- _Task to carry out_
Output all the material that follows, exactly as given.

==========

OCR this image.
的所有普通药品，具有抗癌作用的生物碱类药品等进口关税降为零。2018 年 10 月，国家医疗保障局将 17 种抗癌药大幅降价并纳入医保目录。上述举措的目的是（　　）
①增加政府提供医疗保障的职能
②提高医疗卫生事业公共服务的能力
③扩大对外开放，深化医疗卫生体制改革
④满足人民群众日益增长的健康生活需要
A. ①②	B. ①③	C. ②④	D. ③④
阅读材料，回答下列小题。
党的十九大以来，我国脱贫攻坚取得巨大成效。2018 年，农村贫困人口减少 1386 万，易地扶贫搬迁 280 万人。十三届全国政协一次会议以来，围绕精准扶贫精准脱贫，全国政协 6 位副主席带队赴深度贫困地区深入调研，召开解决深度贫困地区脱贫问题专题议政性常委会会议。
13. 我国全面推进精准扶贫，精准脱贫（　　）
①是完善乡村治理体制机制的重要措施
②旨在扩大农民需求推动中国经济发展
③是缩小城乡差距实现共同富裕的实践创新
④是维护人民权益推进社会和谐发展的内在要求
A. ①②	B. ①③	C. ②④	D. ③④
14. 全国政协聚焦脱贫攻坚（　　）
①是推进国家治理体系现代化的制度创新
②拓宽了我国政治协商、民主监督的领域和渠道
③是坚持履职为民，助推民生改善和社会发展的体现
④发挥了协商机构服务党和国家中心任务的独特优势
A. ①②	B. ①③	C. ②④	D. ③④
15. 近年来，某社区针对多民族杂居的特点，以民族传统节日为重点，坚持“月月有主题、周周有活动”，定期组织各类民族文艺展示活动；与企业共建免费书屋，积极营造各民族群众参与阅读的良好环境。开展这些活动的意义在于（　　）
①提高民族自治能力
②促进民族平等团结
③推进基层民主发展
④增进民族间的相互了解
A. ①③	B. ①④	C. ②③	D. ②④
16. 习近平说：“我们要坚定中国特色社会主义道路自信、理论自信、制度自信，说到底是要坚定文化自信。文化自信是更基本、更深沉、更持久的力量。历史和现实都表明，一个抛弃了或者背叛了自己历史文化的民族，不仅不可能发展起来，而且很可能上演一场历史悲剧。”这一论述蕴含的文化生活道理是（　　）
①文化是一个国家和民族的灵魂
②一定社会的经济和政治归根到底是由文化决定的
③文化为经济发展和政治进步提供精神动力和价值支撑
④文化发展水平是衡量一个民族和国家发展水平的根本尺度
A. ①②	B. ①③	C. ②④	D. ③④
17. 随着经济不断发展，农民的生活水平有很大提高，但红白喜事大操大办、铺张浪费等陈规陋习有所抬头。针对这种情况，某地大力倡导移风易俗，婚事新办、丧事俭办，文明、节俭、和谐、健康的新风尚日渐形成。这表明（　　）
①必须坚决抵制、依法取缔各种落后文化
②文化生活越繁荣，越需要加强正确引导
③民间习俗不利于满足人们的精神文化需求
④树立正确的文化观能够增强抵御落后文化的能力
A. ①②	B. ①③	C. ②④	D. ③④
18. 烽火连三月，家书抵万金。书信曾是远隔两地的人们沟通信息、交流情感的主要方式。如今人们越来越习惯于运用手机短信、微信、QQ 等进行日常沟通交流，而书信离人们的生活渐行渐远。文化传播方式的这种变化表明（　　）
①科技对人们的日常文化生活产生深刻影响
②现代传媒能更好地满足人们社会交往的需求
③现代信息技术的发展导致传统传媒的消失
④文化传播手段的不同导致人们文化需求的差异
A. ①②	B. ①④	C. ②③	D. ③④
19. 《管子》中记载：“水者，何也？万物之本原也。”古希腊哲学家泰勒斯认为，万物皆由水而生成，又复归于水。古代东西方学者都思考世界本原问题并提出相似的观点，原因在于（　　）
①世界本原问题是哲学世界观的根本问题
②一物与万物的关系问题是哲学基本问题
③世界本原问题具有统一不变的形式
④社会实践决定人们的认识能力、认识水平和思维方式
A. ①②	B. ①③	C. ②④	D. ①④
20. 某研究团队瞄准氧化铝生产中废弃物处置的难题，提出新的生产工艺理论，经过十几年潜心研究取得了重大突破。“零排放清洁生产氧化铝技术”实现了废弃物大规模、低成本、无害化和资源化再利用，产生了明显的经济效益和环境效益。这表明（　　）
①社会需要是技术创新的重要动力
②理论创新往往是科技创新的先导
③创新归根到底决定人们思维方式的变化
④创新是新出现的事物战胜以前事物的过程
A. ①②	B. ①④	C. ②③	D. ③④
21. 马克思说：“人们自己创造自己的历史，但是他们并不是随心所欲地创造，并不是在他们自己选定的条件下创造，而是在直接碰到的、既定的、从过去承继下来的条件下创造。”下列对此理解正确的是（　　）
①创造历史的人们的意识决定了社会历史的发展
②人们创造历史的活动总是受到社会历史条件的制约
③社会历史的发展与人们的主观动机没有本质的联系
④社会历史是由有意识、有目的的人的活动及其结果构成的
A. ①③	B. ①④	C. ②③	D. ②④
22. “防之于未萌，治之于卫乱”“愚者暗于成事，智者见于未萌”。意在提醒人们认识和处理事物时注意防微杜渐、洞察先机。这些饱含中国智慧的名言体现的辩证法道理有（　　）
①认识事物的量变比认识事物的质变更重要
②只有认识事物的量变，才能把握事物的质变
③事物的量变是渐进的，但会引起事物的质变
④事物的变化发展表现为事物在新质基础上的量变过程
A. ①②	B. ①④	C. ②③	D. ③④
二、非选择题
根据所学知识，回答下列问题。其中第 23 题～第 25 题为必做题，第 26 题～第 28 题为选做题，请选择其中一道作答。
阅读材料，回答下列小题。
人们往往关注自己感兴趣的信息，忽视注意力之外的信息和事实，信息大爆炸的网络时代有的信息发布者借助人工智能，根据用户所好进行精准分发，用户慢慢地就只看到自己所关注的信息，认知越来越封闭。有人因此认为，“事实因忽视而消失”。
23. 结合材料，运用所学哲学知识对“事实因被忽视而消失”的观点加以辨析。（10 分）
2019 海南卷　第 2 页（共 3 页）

==========

- _Output of the exercise_
OCR this image.
的所有普通药品，具有抗癌作用的生物碱类药品等进口关税降为零。2018 年 10 月，国家医疗保障局将 17 种抗癌药大幅降价并纳入医保目录。上述举措的目的是（　　）
①增加政府提供医疗保障的职能
②提高医疗卫生事业公共服务的能力
③扩大对外开放，深化医疗卫生体制改革
④满足人民群众日益增长的健康生活需要
A. ①②	B. ①③	C. ②④	D. ③④
阅读材料，回答下列小题。
党的十九大以来，我国脱贫攻坚取得巨大成效。2018 年，农村贫困人口减少 1386 万，易地扶贫搬迁 280 万人。十三届全国政协一次会议以来，围绕精准扶贫精准脱贫，全国政协 6 位副主席带队赴深度贫困地区深入调研，召开解决深度贫困地区脱贫问题专题议政性常委会会议。
13. 我国全面推进精准扶贫，精准脱贫（　　）
①是完善乡村治理体制机制的重要措施
②旨在扩大农民需求推动中国经济发展
③是缩小城乡差距实现共同富裕的实践创新
④是维护人民权益推进社会和谐发展的内在要求
A. ①②	B. ①③	C. ②④	D. ③④
14. 全国政协聚焦脱贫攻坚（　　）
①是推进国家治理体系现代化的制度创新
②拓宽了我国政治协商、民主监督的领域和渠道
③是坚持履职为民，助推民生改善和社会发展的体现
④发挥了协商机构服务党和国家中心任务的独特优势
A. ①②	B. ①③	C. ②④	D. ③④
15. 近年来，某社区针对多民族杂居的特点，以民族传统节日为重点，坚持“月月有主题、周周有活动”，定期组织各类民族文艺展示活动；与企业共建免费书屋，积极营造各民族群众参与阅读的良好环境。开展这些活动的意义在于（　　）
①提高民族自治能力
②促进民族平等团结
③推进基层民主发展
④增进民族间的相互了解
A. ①③	B. ①④	C. ②③	D. ②④
16. 习近平说：“我们要坚定中国特色社会主义道路自信、理论自信、制度自信，说到底是要坚定文化自信。文化自信是更基本、更深沉、更持久的力量。历史和现实都表明，一个抛弃了或者背叛了自己历史文化的民族，不仅不可能发展起来，而且很可能上演一场历史悲剧。”这一论述蕴含的文化生活道理是（　　）
①文化是一个国家和民族的灵魂
②一定社会的经济和政治归根到底是由文化决定的
③文化为经济发展和政治进步提供精神动力和价值支撑
④文化发展水平是衡量一个民族和国家发展水平的根本尺度
A. ①②	B. ①③	C. ②④	D. ③④
17. 随着经济不断发展，农民的生活水平有很大提高，但红白喜事大操大办、铺张浪费等陈规陋习有所抬头。针对这种情况，某地大力倡导移风易俗，婚事新办、丧事俭办，文明、节俭、和谐、健康的新风尚日渐形成。这表明（　　）
①必须坚决抵制、依法取缔各种落后文化
②文化生活越繁荣，越需要加强正确引导
③民间习俗不利于满足人们的精神文化需求
④树立正确的文化观能够增强抵御落后文化的能力
A. ①②	B. ①③	C. ②④	D. ③④
18. 烽火连三月，家书抵万金。书信曾是远隔两地的人们沟通信息、交流情感的主要方式。如今人们越来越习惯于运用手机短信、微信、QQ 等进行日常沟通交流，而书信离人们的生活渐行渐远。文化传播方式的这种变化表明（　　）
①科技对人们的日常文化生活产生深刻影响
②现代传媒能更好地满足人们社会交往的需求
③现代信息技术的发展导致传统传媒的消失
④文化传播手段的不同导致人们文化需求的差异
A. ①②	B. ①④	C. ②③	D. ③④
19. 《管子》中记载：“水者，何也？万物之本原也。”古希腊哲学家泰勒斯认为，万物皆由水而生成，又复归于水。古代东西方学者都思考世界本原问题并提出相似的观点，原因在于（　　）
①世界本原问题是哲学世界观的根本问题
②一物与万物的关系问题是哲学基本问题
③世界本原问题具有统一不变的形式
④社会实践决定人们的认识能力、认识水平和思维方式
A. ①②	B. ①③	C. ②④	D. ①④
20. 某研究团队瞄准氧化铝生产中废弃物处置的难题，提出新的生产工艺理论，经过十几年潜心研究取得了重大突破。“零排放清洁生产氧化铝技术”实现了废弃物大规模、低成本、无害化和资源化再利用，产生了明显的经济效益和环境效益。这表明（　　）
①社会需要是技术创新的重要动力
②理论创新往往是科技创新的先导
③创新归根到底决定人们思维方式的变化
④创新是新出现的事物战胜以前事物的过程
A. ①②	B. ①④	C. ②③	D. ③④
21. 马克思说：“人们自己创造自己的历史，但是他们并不是随心所欲地创造，并不是在他们自己选定的条件下创造，而是在直接碰到的、既定的、从过去承继下来的条件下创造。”下列对此理解正确的是（　　）
①创造历史的人们的意识决定了社会历史的发展
②人们创造历史的活动总是受到社会历史条件的制约
③社会历史的发展与人们的主观动机没有本质的联系
④社会历史是由有意识、有目的的人的活动及其结果构成的
A. ①③	B. ①④	C. ②③	D. ②④
22. “防之于未萌，治之于卫乱”“愚者暗于成事，智者见于未萌”。意在提醒人们认识和处理事物时注意防微杜渐、洞察先机。这些饱含中国智慧的名言体现的辩证法道理有（　　）
①认识事物的量变比认识事物的质变更重要
②只有认识事物的量变，才能把握事物的质变
③事物的量变是渐进的，但会引起事物的质变
④事物的变化发展表现为事物在新质基础上的量变过程
A. ①②	B. ①④	C. ②③	D. ③④
二、非选择题
根据所学知识，回答下列问题。其中第 23 题～第 25 题为必做题，第 26 题～第 28 题为选做题，请选择其中一道作答。
阅读材料，回答下列小题。
人们往往关注自己感兴趣的信息，忽视注意力之外的信息和事实，信息大爆炸的网络时代有的信息发布者借助人工智能，根据用户所好进行精准分发，用户慢慢地就只看到自己所关注的信息，认知越来越封闭。有人因此认为，“事实因忽视而消失”。
23. 结合材料，运用所学哲学知识对“事实因被忽视而消失”的观点加以辨析。（10 分）
2019 海南卷　第 2 页（共 3 页）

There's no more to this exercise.